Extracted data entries
------------------------
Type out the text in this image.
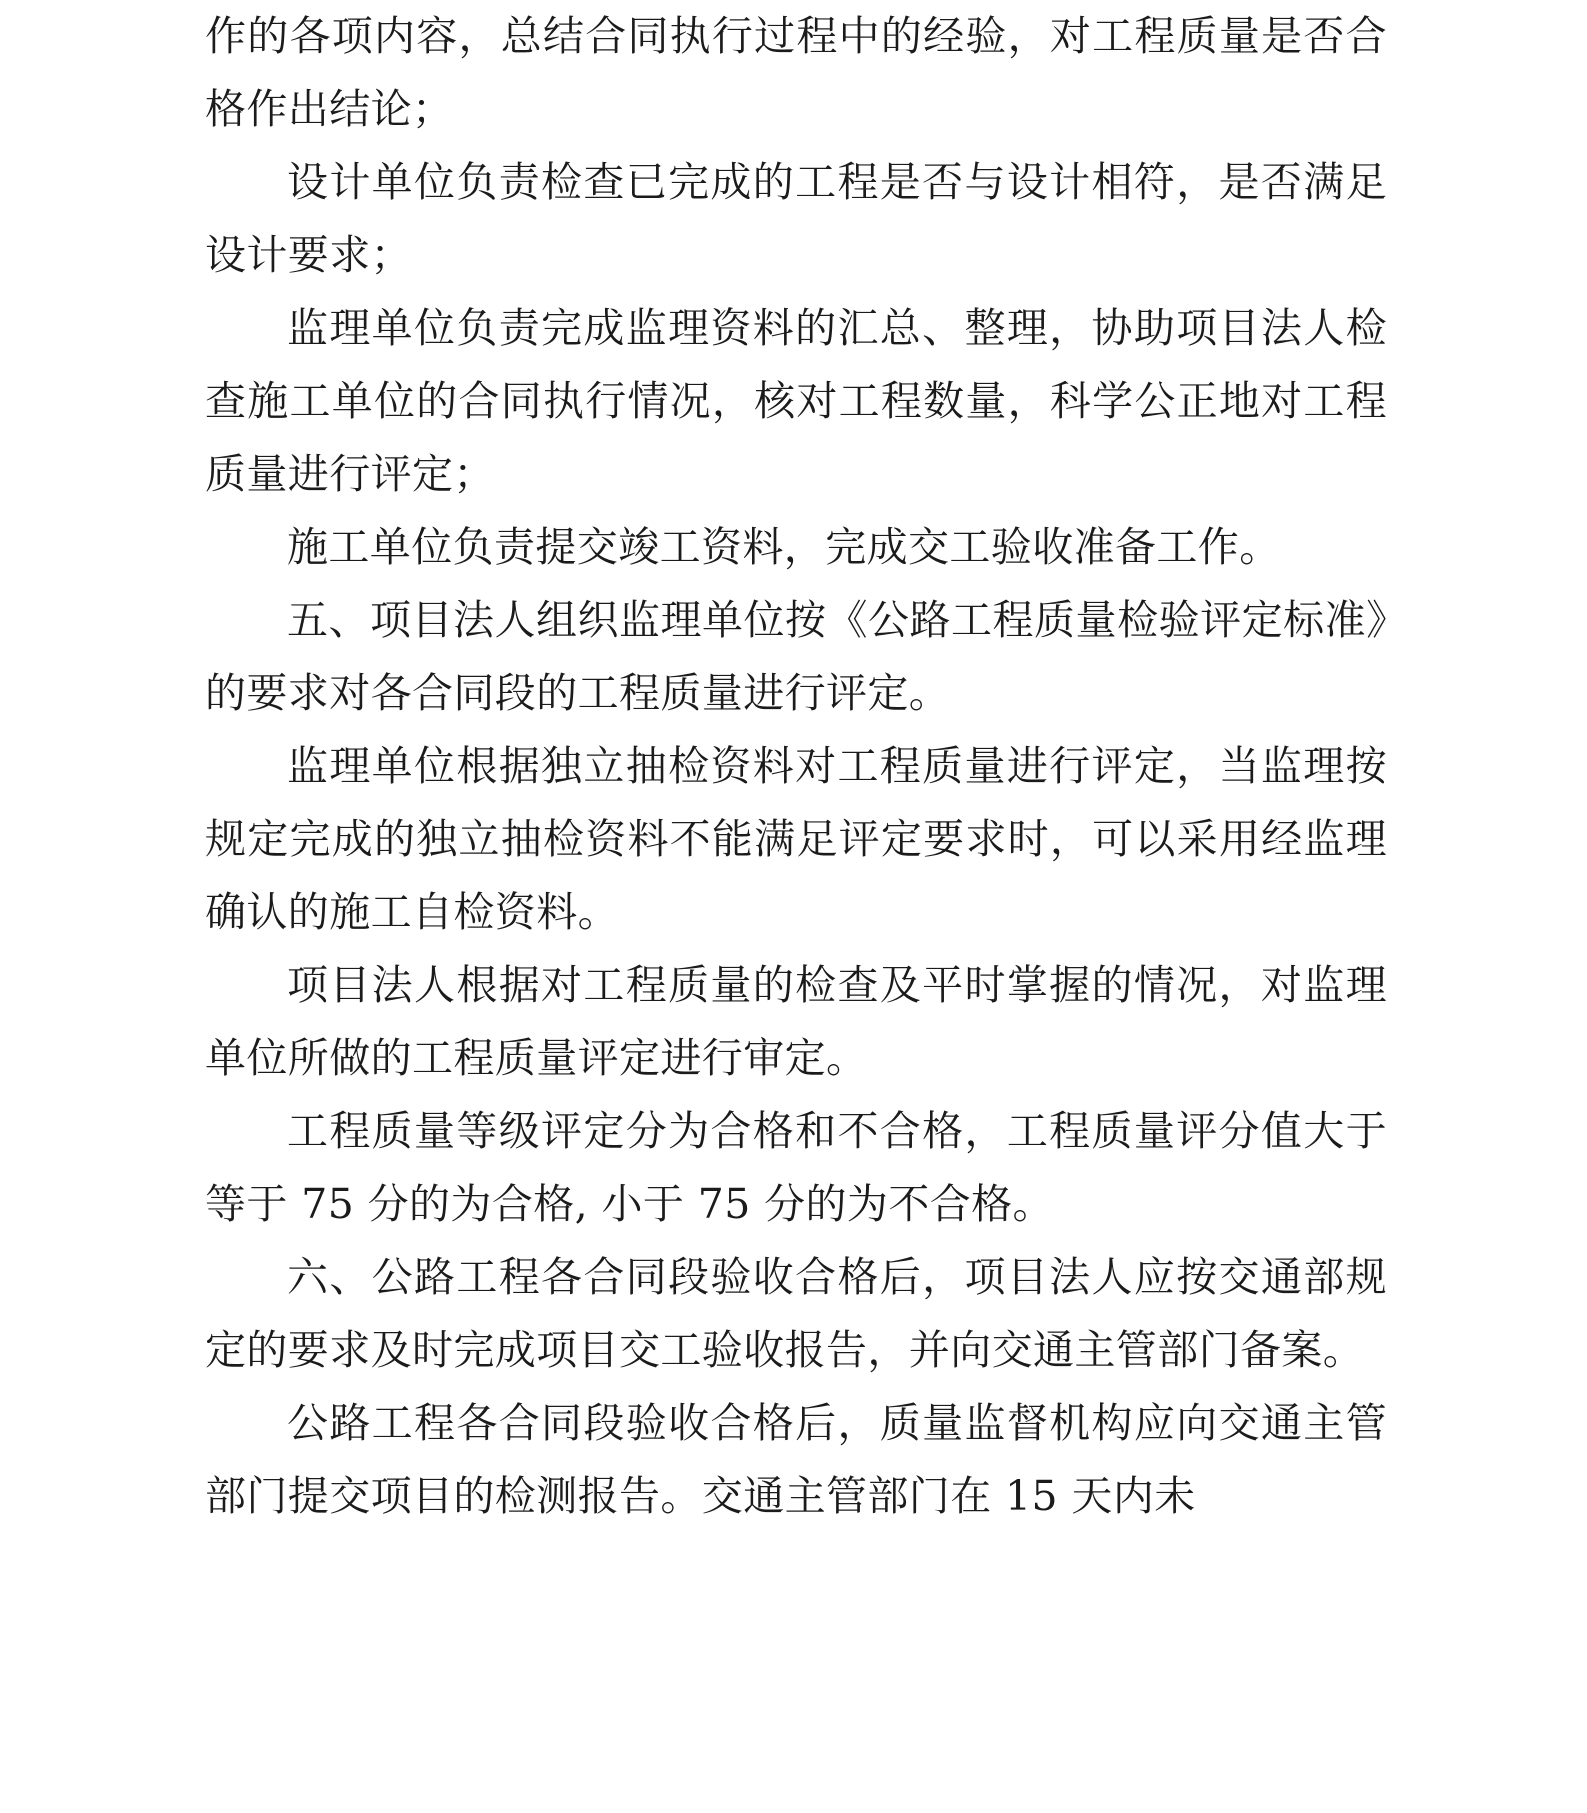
作的各项内容，总结合同执行过程中的经验，对工程质量是否合格作出结论；

设计单位负责检查已完成的工程是否与设计相符，是否满足设计要求；

监理单位负责完成监理资料的汇总、整理，协助项目法人检查施工单位的合同执行情况，核对工程数量，科学公正地对工程质量进行评定；

施工单位负责提交竣工资料，完成交工验收准备工作。

五、项目法人组织监理单位按《公路工程质量检验评定标准》的要求对各合同段的工程质量进行评定。

监理单位根据独立抽检资料对工程质量进行评定，当监理按规定完成的独立抽检资料不能满足评定要求时，可以采用经监理确认的施工自检资料。

项目法人根据对工程质量的检查及平时掌握的情况，对监理单位所做的工程质量评定进行审定。

工程质量等级评定分为合格和不合格，工程质量评分值大于等于 75 分的为合格, 小于 75 分的为不合格。

六、公路工程各合同段验收合格后，项目法人应按交通部规定的要求及时完成项目交工验收报告，并向交通主管部门备案。

公路工程各合同段验收合格后，质量监督机构应向交通主管部门提交项目的检测报告。交通主管部门在 15 天内未
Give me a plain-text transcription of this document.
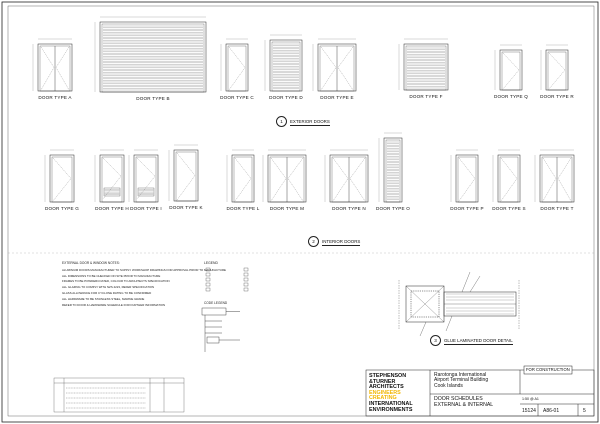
1 EXTERIOR DOORS
2 INTERIOR DOORS
3 GLUE LAMINATED DOOR DETAIL
DOOR TYPE A	DOOR TYPE B	DOOR TYPE C	DOOR TYPE D	DOOR TYPE E	DOOR TYPE F	DOOR TYPE Q	DOOR TYPE R
DOOR TYPE G	DOOR TYPE H DOOR TYPE I DOOR TYPE K	DOOR TYPE L DOOR TYPE M	DOOR TYPE N DOOR TYPE O	DOOR TYPE P DOOR TYPE S	DOOR TYPE T
EXTERNAL DOOR & WINDOW NOTES:
ALUMINIUM DOORS MANUFACTURER TO SUPPLY WORKSHOP DRAWINGS FOR APPROVAL PRIOR TO MANUFACTURE
ALL DIMENSIONS TO BE CHECKED ON SITE PRIOR TO MANUFACTURE
FRAMES TO BE POWDERCOATED, COLOUR TO ARCHITECTS SPECIFICATION
ALL GLAZING TO COMPLY WITH NZS 4223, REFER SPECIFICATION
GLASS ALLOWANCE FOR CYCLONE RATING TO BE CONFIRMED
ALL HARDWARE TO BE STAINLESS STEEL, MARINE GRADE
REFER TO DOOR & HARDWARE SCHEDULE FOR FURTHER INFORMATION
LEGEND
CODE LEGEND
STEPHENSON
&TURNER
ARCHITECTS
ENGINEERS
CREATING
INTERNATIONAL
ENVIRONMENTS
FOR CONSTRUCTION
Rarotonga International
Airport Terminal Building
Cook Islands
DOOR SCHEDULES
EXTERNAL & INTERNAL
1:50 @ A1
15124 A86-01	5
------------------------
### GIVEN TASK
Without the pictures, restate all the entries above exactly.

### WRITTEN ANSWER
Type out the text in this image.
作的各项内容，总结合同执行过程中的经验，对工程质量是否合格作出结论；

设计单位负责检查已完成的工程是否与设计相符，是否满足设计要求；

监理单位负责完成监理资料的汇总、整理，协助项目法人检查施工单位的合同执行情况，核对工程数量，科学公正地对工程质量进行评定；

施工单位负责提交竣工资料，完成交工验收准备工作。

五、项目法人组织监理单位按《公路工程质量检验评定标准》的要求对各合同段的工程质量进行评定。

监理单位根据独立抽检资料对工程质量进行评定，当监理按规定完成的独立抽检资料不能满足评定要求时，可以采用经监理确认的施工自检资料。

项目法人根据对工程质量的检查及平时掌握的情况，对监理单位所做的工程质量评定进行审定。

工程质量等级评定分为合格和不合格，工程质量评分值大于等于 75 分的为合格, 小于 75 分的为不合格。

六、公路工程各合同段验收合格后，项目法人应按交通部规定的要求及时完成项目交工验收报告，并向交通主管部门备案。

公路工程各合同段验收合格后，质量监督机构应向交通主管部门提交项目的检测报告。交通主管部门在 15 天内未
Give me a plain-text transcription of this document.
1 EXTERIOR DOORS
2 INTERIOR DOORS
3 GLUE LAMINATED DOOR DETAIL
DOOR TYPE A	DOOR TYPE B	DOOR TYPE C	DOOR TYPE D	DOOR TYPE E	DOOR TYPE F	DOOR TYPE Q	DOOR TYPE R
DOOR TYPE G	DOOR TYPE H DOOR TYPE I DOOR TYPE K	DOOR TYPE L DOOR TYPE M	DOOR TYPE N DOOR TYPE O	DOOR TYPE P DOOR TYPE S	DOOR TYPE T
EXTERNAL DOOR & WINDOW NOTES:
ALUMINIUM DOORS MANUFACTURER TO SUPPLY WORKSHOP DRAWINGS FOR APPROVAL PRIOR TO MANUFACTURE
ALL DIMENSIONS TO BE CHECKED ON SITE PRIOR TO MANUFACTURE
FRAMES TO BE POWDERCOATED, COLOUR TO ARCHITECTS SPECIFICATION
ALL GLAZING TO COMPLY WITH NZS 4223, REFER SPECIFICATION
GLASS ALLOWANCE FOR CYCLONE RATING TO BE CONFIRMED
ALL HARDWARE TO BE STAINLESS STEEL, MARINE GRADE
REFER TO DOOR & HARDWARE SCHEDULE FOR FURTHER INFORMATION
LEGEND
CODE LEGEND
STEPHENSON
&TURNER
ARCHITECTS
ENGINEERS
CREATING
INTERNATIONAL
ENVIRONMENTS
FOR CONSTRUCTION
Rarotonga International
Airport Terminal Building
Cook Islands
DOOR SCHEDULES
EXTERNAL & INTERNAL
1:50 @ A1
15124 A86-01	5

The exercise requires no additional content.